» **WHAT IS BEING ASKED**
Extract the data exactly, missing nothing.

──────────────────────────────

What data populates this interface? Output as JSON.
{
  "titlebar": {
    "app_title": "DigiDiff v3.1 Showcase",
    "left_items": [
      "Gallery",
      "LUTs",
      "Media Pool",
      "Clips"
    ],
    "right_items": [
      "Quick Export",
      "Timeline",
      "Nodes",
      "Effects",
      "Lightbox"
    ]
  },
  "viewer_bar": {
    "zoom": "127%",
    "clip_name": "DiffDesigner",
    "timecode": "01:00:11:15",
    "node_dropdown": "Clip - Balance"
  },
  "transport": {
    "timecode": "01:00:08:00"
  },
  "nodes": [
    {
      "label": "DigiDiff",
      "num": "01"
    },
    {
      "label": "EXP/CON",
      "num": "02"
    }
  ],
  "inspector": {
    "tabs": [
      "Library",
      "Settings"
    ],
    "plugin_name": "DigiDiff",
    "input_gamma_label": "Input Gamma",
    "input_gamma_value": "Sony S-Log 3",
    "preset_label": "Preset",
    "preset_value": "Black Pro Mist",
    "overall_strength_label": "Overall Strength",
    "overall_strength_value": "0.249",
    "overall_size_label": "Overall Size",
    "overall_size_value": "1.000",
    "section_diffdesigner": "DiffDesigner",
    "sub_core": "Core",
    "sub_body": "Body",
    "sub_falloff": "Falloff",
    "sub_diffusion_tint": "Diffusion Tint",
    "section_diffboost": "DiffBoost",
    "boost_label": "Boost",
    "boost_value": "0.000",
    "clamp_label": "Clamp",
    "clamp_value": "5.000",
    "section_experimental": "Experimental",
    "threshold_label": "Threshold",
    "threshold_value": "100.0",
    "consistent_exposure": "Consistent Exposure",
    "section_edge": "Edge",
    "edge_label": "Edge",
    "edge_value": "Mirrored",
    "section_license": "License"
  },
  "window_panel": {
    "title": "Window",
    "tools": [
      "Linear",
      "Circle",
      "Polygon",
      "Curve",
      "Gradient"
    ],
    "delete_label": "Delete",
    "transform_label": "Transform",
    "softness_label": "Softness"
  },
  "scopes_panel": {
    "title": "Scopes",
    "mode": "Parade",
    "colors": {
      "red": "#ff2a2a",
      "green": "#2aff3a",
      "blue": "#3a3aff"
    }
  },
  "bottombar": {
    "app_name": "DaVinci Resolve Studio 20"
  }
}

──────────────────────────────

» **RESULT OF THIS EXERCISE**
What data populates this interface? Output as JSON.
{
  "titlebar": {
    "app_title": "DigiDiff v3.1 Showcase",
    "left_items": [
      "Gallery",
      "LUTs",
      "Media Pool",
      "Clips"
    ],
    "right_items": [
      "Quick Export",
      "Timeline",
      "Nodes",
      "Effects",
      "Lightbox"
    ]
  },
  "viewer_bar": {
    "zoom": "127%",
    "clip_name": "DiffDesigner",
    "timecode": "01:00:11:15",
    "node_dropdown": "Clip - Balance"
  },
  "transport": {
    "timecode": "01:00:08:00"
  },
  "nodes": [
    {
      "label": "DigiDiff",
      "num": "01"
    },
    {
      "label": "EXP/CON",
      "num": "02"
    }
  ],
  "inspector": {
    "tabs": [
      "Library",
      "Settings"
    ],
    "plugin_name": "DigiDiff",
    "input_gamma_label": "Input Gamma",
    "input_gamma_value": "Sony S-Log 3",
    "preset_label": "Preset",
    "preset_value": "Black Pro Mist",
    "overall_strength_label": "Overall Strength",
    "overall_strength_value": "0.249",
    "overall_size_label": "Overall Size",
    "overall_size_value": "1.000",
    "section_diffdesigner": "DiffDesigner",
    "sub_core": "Core",
    "sub_body": "Body",
    "sub_falloff": "Falloff",
    "sub_diffusion_tint": "Diffusion Tint",
    "section_diffboost": "DiffBoost",
    "boost_label": "Boost",
    "boost_value": "0.000",
    "clamp_label": "Clamp",
    "clamp_value": "5.000",
    "section_experimental": "Experimental",
    "threshold_label": "Threshold",
    "threshold_value": "100.0",
    "consistent_exposure": "Consistent Exposure",
    "section_edge": "Edge",
    "edge_label": "Edge",
    "edge_value": "Mirrored",
    "section_license": "License"
  },
  "window_panel": {
    "title": "Window",
    "tools": [
      "Linear",
      "Circle",
      "Polygon",
      "Curve",
      "Gradient"
    ],
    "delete_label": "Delete",
    "transform_label": "Transform",
    "softness_label": "Softness"
  },
  "scopes_panel": {
    "title": "Scopes",
    "mode": "Parade",
    "colors": {
      "red": "#ff2a2a",
      "green": "#2aff3a",
      "blue": "#3a3aff"
    }
  },
  "bottombar": {
    "app_name": "DaVinci Resolve Studio 20"
  }
}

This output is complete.